* PROBLEM SET
(a) Retype the Pipe Viewer post word for word, starting at "Let's start with" and ending at "no coffee break.".
(b) According to the Pipe Viewer post, who wrote the pv utility?
──────── READING TEXT
Hi all! I'm starting a new article series here. This one is going to be about Unix utilities that you should know about. The articles will discuss one Unix program at a time. I'll try to write a good introduction to the tool and give as many examples as I can think of.
The first post in this series is going to be about a not so well known but super powerful Unix program called Pipe Viewer or pv for short. Pipe viewer is a terminal-based tool for monitoring the progress of data through a pipeline. It can be inserted into any normal pipeline between two processes to give a visual indication of how quickly the data is passing through, how long it has taken, how near to completion it is, and an estimate of how long it will be until completion.
Pipe viewer is written by Andrew Wood, an experienced Unix sysadmin. The homepage of pv utility is here: pv utility.
If you feel like you are interested in this stuff, I suggest that you subscribe to my rss feed to receive my future posts automatically.
How to use pv?
Let's start with some really easy examples and progress to more complicated ones.
Suppose that you have a file access.log
that is a tens of gigabytes in size and contains web logs. You want to compress it into a smaller file, let's say a gunzip archive (.gz). The obvious way to do it is:
$ gzip -c access.log > access.log.gz
As the file is so huge (tens of gigabytes), you have no idea how long to wait. Will it finish soon? Or will it take another 30 mins?
By using pv
you can precisely time how long it will take:
$ pv access.log | gzip > access.log.gz <strong>611MB 0:00:11 [58.3MB/s] [=> ] 15% ETA 0:00:59</strong>
Pipe viewer acts as cat
here, except it also adds a progress bar. We can see that gzip processed 611MB of data in 11 seconds. It has processed 15% of all data and it will take 59 more seconds to finish. So no coffee break.
You can stick several pv
processes in your pipeline. For example, you can time how fast the data is being read from the disk with one pv
and how much data has been gzipped via a second pv
:
$ pv -cN source access.log | gzip | pv -cN gzip > access.log.gz <strong>source: 760MB 0:00:15 [37.4MB/s] [=> ] 19% ETA 0:01:02 gzip: 34.5MB 0:00:15 [1.74MB/s] [ <=> ]</strong>
Here we have specified the -N
parameter to pv
to create a named stream. The -c
parameter makes sure the output is not garbaged by one pv process writing over the other.
This example shows that the access.log
file is being read at the speed of 37.4MB/s but gzip is writing data at only 1.74MB/s. We can immediately calculate the compression rate. It's 37.4/1.74 = 21x!
────────────────
──────── GIVEN INFORMATION
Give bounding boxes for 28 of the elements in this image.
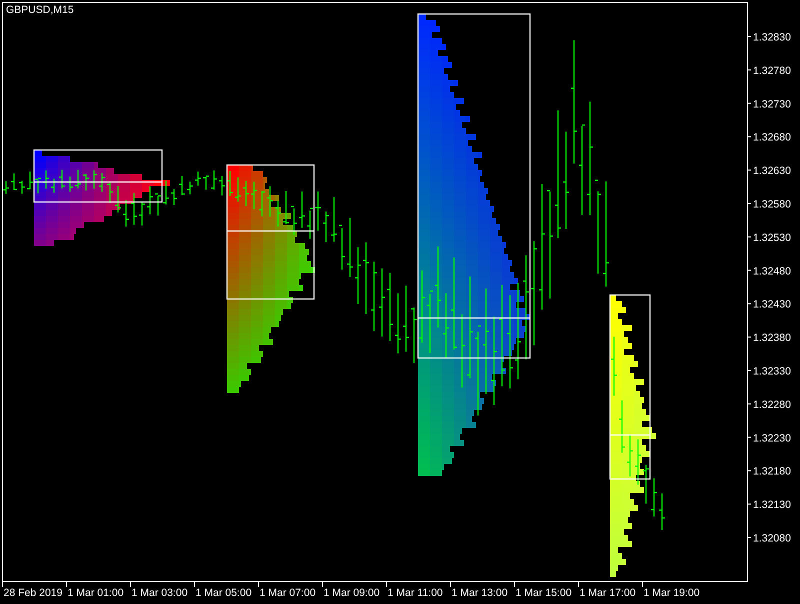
────────────────
* WORKED ANSWERS
(a)
Let's start with some really easy examples and progress to more complicated ones.
Suppose that you have a file access.log
that is a tens of gigabytes in size and contains web logs. You want to compress it into a smaller file, let's say a gunzip archive (.gz). The obvious way to do it is:
$ gzip -c access.log > access.log.gz
As the file is so huge (tens of gigabytes), you have no idea how long to wait. Will it finish soon? Or will it take another 30 mins?
By using pv
you can precisely time how long it will take:
$ pv access.log | gzip > access.log.gz <strong>611MB 0:00:11 [58.3MB/s] [=> ] 15% ETA 0:00:59</strong>
Pipe viewer acts as cat
here, except it also adds a progress bar. We can see that gzip processed 611MB of data in 11 seconds. It has processed 15% of all data and it will take 59 more seconds to finish. So no coffee break.

(b) Andrew Wood, an experienced Unix sysadmin.